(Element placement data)
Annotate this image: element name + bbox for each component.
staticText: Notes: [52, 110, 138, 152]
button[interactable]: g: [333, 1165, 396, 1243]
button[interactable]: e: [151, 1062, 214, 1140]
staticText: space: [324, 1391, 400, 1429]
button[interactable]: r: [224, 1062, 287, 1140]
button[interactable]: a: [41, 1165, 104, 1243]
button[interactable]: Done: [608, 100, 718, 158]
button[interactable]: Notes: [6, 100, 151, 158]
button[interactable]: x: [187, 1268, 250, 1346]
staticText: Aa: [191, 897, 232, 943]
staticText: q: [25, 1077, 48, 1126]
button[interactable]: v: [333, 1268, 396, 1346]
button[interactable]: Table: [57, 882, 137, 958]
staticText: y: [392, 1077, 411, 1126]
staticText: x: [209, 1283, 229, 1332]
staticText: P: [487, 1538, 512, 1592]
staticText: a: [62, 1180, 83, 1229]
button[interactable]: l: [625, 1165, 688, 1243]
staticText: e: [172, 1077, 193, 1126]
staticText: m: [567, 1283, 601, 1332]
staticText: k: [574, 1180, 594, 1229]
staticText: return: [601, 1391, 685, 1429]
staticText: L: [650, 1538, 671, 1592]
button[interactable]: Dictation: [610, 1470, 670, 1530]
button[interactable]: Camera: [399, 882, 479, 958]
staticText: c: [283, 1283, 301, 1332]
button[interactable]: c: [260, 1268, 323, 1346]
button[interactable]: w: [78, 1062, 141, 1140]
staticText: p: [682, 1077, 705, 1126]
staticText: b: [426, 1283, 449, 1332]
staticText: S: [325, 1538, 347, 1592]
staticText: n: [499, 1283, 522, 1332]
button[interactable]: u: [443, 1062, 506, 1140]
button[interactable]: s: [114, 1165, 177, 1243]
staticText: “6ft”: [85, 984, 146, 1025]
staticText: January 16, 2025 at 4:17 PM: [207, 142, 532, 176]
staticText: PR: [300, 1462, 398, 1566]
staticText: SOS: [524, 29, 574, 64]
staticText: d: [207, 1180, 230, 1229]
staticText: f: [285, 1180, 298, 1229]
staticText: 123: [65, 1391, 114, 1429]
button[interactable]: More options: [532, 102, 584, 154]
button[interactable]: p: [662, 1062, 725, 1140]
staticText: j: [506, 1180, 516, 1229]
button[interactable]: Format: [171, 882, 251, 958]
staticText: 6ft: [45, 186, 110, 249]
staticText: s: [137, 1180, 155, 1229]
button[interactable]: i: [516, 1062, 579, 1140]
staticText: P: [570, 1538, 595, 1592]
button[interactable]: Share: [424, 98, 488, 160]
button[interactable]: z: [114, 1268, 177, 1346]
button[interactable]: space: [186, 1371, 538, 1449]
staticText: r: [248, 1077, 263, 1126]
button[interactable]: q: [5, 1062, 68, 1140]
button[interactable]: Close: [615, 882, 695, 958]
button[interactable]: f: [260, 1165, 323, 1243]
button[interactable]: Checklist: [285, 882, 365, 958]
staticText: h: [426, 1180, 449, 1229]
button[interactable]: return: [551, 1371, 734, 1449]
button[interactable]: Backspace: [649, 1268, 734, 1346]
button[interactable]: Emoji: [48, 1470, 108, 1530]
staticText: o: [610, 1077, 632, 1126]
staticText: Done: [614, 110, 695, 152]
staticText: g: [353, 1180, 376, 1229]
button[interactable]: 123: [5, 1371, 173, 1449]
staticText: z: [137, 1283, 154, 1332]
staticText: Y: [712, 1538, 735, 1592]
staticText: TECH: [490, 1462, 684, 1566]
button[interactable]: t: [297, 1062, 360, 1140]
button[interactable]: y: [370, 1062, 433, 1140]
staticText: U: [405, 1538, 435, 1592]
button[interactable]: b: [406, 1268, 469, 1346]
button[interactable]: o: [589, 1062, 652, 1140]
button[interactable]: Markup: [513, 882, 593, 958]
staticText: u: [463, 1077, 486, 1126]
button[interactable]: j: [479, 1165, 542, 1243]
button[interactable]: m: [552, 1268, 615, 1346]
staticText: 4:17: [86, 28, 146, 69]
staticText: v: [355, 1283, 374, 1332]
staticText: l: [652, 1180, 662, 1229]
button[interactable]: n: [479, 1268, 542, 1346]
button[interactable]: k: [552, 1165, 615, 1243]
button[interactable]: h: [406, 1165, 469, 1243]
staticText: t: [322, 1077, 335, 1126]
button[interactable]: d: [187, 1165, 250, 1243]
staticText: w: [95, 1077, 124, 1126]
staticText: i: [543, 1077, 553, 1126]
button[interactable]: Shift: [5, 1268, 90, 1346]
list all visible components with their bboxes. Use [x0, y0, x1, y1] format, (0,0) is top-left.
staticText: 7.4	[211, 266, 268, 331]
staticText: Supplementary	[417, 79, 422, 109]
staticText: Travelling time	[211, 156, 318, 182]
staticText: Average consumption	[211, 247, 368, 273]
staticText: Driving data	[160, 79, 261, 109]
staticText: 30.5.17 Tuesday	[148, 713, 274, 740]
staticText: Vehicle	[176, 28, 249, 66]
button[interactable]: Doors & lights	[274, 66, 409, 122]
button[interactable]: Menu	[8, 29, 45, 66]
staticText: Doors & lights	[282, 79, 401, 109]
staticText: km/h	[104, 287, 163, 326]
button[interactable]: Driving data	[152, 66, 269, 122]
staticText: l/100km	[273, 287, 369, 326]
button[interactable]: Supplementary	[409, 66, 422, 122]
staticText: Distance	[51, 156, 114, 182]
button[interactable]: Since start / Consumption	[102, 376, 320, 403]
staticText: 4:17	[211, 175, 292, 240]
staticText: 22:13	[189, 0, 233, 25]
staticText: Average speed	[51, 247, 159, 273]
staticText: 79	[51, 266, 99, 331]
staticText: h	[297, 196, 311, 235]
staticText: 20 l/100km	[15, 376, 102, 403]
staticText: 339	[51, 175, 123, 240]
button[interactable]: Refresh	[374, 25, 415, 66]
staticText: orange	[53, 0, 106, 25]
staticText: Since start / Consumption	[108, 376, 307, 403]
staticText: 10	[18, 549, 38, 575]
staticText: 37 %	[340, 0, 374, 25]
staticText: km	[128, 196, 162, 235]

> Given task
Write out the lines exactly, from the first line through the line that contains "button[interactable]: Table: [57, 882, 137, 958]".

> Result of the exercise
Annotate this image: element name + bbox for each component.
staticText: Notes: [52, 110, 138, 152]
button[interactable]: g: [333, 1165, 396, 1243]
button[interactable]: e: [151, 1062, 214, 1140]
staticText: space: [324, 1391, 400, 1429]
button[interactable]: r: [224, 1062, 287, 1140]
button[interactable]: a: [41, 1165, 104, 1243]
button[interactable]: Done: [608, 100, 718, 158]
button[interactable]: Notes: [6, 100, 151, 158]
button[interactable]: x: [187, 1268, 250, 1346]
staticText: Aa: [191, 897, 232, 943]
staticText: q: [25, 1077, 48, 1126]
button[interactable]: v: [333, 1268, 396, 1346]
button[interactable]: Table: [57, 882, 137, 958]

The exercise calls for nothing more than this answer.